Your task
From the entries below, copy every line where the string "частиц" appears.

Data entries
════

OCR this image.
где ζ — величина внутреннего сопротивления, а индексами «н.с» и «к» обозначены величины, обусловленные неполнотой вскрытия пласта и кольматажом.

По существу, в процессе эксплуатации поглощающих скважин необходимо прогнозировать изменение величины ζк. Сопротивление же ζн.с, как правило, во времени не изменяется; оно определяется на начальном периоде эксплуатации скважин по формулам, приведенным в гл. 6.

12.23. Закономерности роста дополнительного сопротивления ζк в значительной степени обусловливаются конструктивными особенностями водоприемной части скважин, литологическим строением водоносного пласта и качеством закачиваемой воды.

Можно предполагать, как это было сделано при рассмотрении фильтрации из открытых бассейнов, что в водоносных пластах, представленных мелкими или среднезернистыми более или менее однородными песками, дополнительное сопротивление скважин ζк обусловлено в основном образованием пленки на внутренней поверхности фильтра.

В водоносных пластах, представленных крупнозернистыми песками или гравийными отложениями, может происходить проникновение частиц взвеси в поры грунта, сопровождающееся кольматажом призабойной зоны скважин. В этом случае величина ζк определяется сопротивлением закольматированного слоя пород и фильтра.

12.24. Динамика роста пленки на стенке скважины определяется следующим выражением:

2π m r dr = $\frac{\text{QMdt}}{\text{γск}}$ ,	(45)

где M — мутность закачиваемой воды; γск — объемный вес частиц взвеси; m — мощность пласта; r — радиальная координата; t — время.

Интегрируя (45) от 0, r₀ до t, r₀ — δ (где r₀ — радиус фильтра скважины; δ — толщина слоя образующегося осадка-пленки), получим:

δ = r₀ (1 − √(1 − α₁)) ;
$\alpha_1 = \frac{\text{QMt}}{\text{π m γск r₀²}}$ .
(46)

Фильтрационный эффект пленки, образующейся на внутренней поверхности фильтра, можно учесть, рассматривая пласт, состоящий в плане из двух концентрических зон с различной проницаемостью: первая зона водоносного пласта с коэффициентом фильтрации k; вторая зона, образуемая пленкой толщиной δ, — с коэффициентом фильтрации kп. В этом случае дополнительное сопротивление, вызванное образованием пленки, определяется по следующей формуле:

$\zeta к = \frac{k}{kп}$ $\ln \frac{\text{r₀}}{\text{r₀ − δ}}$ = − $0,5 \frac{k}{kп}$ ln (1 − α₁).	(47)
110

════

Task result
В водоносных пластах, представленных крупнозернистыми песками или гравийными отложениями, может происходить проникновение частиц взвеси в поры грунта, сопровождающееся кольматажом призабойной зоны скважин. В этом случае величина ζк определяется сопротивлением закольматированного слоя пород и фильтра.
где M — мутность закачиваемой воды; γск — объемный вес частиц взвеси; m — мощность пласта; r — радиальная координата; t — время.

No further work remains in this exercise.